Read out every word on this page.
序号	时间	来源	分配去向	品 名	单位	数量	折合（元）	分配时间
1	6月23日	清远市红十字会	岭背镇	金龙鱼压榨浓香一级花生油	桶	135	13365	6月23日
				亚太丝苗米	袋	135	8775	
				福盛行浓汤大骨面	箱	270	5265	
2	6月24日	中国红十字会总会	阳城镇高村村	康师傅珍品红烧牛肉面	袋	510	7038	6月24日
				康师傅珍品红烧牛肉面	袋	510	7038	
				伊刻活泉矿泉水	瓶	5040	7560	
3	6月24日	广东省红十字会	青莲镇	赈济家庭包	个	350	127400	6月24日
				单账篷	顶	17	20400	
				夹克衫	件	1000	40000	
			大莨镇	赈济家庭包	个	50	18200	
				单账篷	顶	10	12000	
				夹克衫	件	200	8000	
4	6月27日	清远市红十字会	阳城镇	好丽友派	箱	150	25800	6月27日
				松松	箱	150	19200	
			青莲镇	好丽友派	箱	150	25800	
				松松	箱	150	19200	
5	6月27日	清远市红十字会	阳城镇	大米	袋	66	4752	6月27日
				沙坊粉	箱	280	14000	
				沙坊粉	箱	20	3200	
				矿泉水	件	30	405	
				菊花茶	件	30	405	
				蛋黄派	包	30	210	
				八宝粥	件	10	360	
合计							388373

--

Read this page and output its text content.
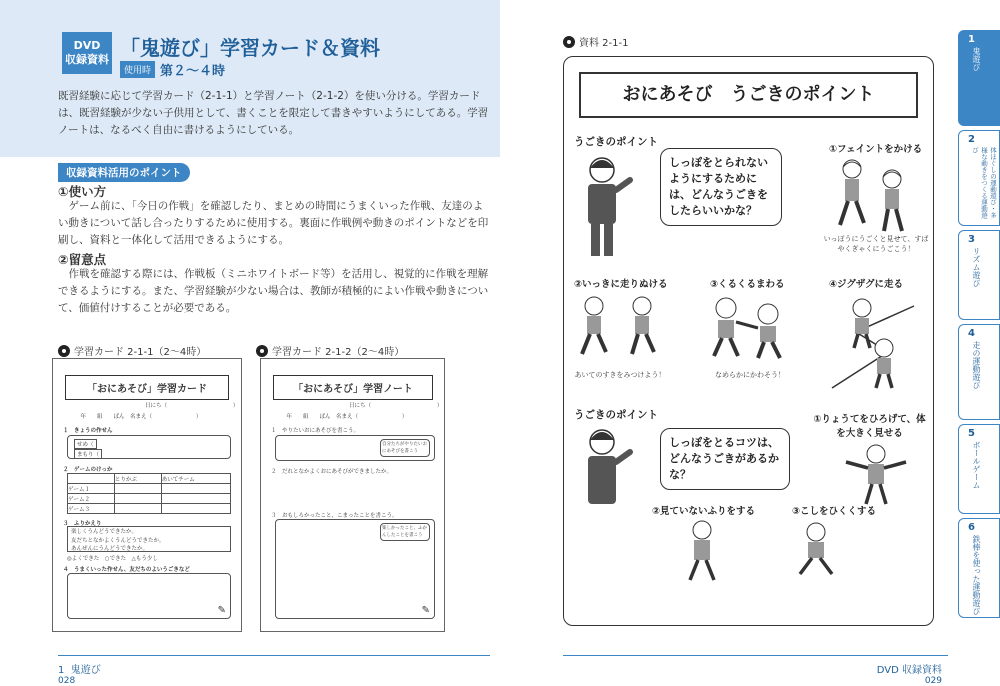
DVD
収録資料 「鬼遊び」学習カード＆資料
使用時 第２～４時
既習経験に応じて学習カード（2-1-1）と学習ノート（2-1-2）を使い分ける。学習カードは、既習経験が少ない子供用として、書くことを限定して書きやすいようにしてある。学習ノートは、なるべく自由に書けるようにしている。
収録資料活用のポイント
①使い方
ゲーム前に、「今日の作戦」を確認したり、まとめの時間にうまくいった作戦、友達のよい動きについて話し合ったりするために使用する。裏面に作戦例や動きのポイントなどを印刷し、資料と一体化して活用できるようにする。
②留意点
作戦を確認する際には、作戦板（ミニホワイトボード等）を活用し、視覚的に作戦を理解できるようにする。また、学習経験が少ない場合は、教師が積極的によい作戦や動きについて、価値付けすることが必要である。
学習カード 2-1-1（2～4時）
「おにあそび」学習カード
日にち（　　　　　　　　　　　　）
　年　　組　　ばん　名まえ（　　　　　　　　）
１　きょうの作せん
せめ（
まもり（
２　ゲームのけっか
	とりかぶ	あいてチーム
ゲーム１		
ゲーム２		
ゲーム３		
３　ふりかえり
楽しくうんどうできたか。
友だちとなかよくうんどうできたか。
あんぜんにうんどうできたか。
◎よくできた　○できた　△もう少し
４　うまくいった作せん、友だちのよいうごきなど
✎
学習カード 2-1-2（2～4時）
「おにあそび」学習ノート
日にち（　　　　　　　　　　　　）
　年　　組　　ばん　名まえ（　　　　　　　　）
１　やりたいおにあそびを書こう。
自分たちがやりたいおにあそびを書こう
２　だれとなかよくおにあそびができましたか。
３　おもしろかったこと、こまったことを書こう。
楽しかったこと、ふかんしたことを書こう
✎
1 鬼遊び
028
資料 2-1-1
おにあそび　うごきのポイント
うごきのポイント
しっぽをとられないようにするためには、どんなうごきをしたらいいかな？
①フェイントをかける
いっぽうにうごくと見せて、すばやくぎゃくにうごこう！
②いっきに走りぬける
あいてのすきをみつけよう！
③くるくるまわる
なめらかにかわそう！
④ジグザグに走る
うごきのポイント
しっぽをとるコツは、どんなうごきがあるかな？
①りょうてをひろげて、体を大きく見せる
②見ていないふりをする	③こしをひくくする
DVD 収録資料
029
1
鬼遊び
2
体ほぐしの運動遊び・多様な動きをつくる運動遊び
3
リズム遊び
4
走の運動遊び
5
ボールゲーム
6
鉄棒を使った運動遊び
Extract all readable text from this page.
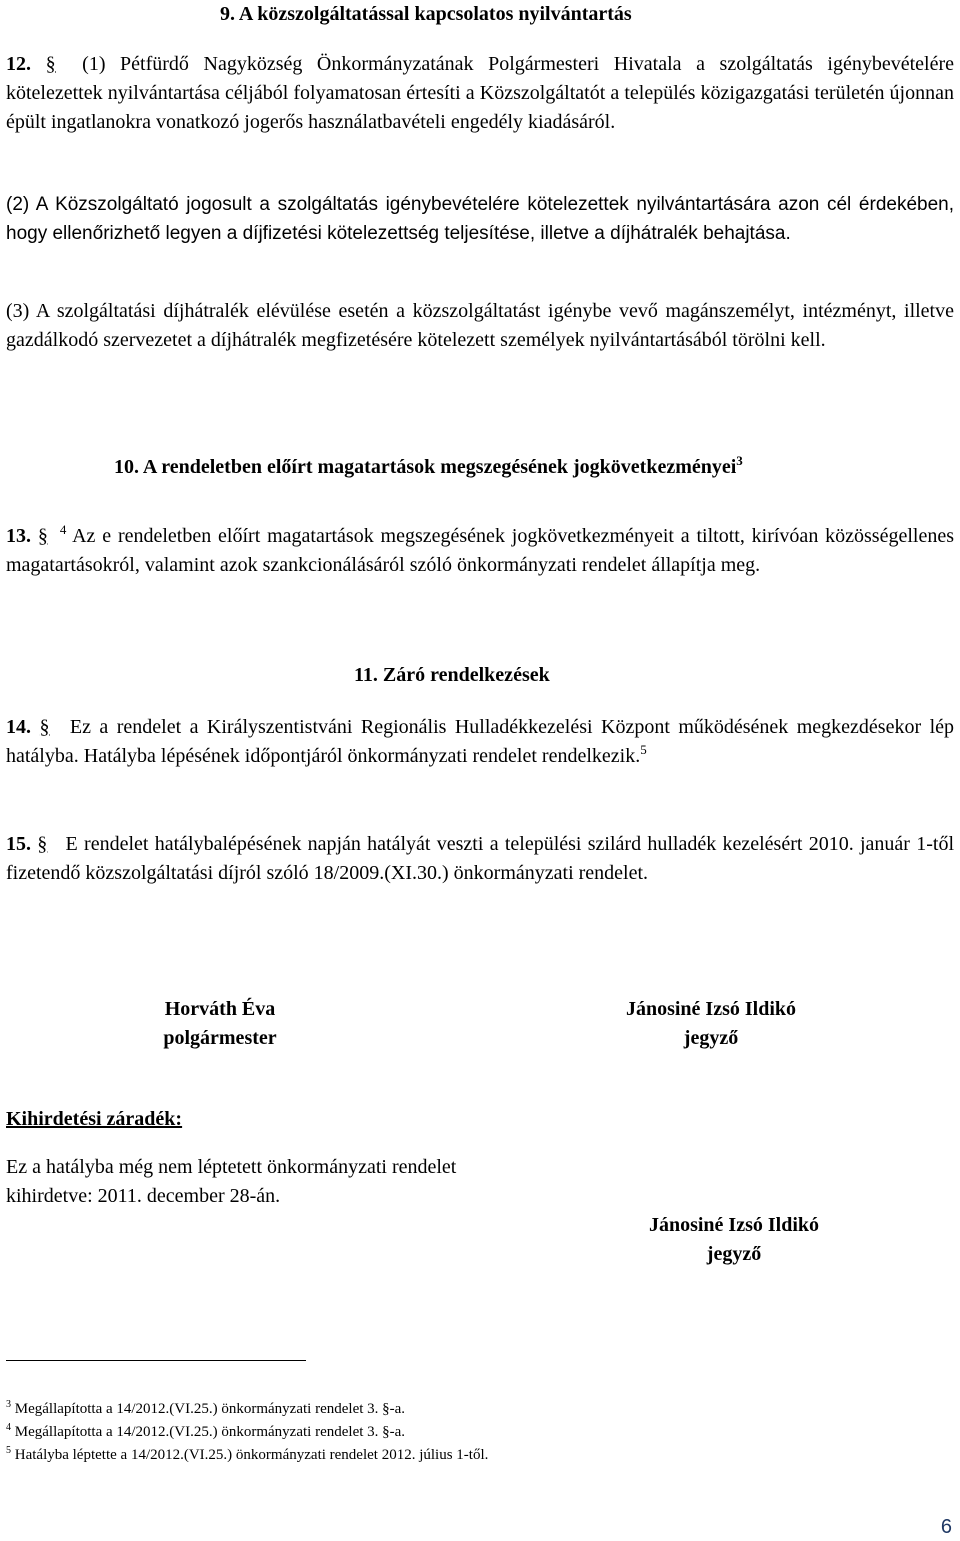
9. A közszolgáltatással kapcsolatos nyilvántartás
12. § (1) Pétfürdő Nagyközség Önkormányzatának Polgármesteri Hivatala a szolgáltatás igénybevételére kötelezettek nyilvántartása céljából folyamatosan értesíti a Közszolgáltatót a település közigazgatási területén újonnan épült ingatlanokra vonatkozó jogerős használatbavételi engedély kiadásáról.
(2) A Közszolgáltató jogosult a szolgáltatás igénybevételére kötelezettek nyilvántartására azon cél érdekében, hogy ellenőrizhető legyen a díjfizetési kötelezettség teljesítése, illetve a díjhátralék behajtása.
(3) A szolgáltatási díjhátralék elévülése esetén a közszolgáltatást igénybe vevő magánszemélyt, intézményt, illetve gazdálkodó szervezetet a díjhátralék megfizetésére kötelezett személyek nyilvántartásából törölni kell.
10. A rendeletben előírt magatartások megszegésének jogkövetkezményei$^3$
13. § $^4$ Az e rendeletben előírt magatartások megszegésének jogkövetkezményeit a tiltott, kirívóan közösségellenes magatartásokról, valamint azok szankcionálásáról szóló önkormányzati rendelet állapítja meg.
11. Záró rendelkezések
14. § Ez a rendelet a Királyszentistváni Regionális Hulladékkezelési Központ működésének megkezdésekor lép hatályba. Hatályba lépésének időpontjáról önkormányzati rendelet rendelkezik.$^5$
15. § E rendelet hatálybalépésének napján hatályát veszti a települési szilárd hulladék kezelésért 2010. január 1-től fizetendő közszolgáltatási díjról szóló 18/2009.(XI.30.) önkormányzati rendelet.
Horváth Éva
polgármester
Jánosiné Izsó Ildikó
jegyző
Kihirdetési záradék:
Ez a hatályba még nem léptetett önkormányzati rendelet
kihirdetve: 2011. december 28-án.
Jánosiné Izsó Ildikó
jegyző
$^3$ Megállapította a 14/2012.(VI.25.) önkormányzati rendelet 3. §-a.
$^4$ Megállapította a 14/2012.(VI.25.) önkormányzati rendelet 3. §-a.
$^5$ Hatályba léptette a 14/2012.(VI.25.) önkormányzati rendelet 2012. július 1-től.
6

What the task asks –
Select every line in the records above that contains the word "díjhátralék".

Complete answer –
(2) A Közszolgáltató jogosult a szolgáltatás igénybevételére kötelezettek nyilvántartására azon cél érdekében, hogy ellenőrizhető legyen a díjfizetési kötelezettség teljesítése, illetve a díjhátralék behajtása.
(3) A szolgáltatási díjhátralék elévülése esetén a közszolgáltatást igénybe vevő magánszemélyt, intézményt, illetve gazdálkodó szervezetet a díjhátralék megfizetésére kötelezett személyek nyilvántartásából törölni kell.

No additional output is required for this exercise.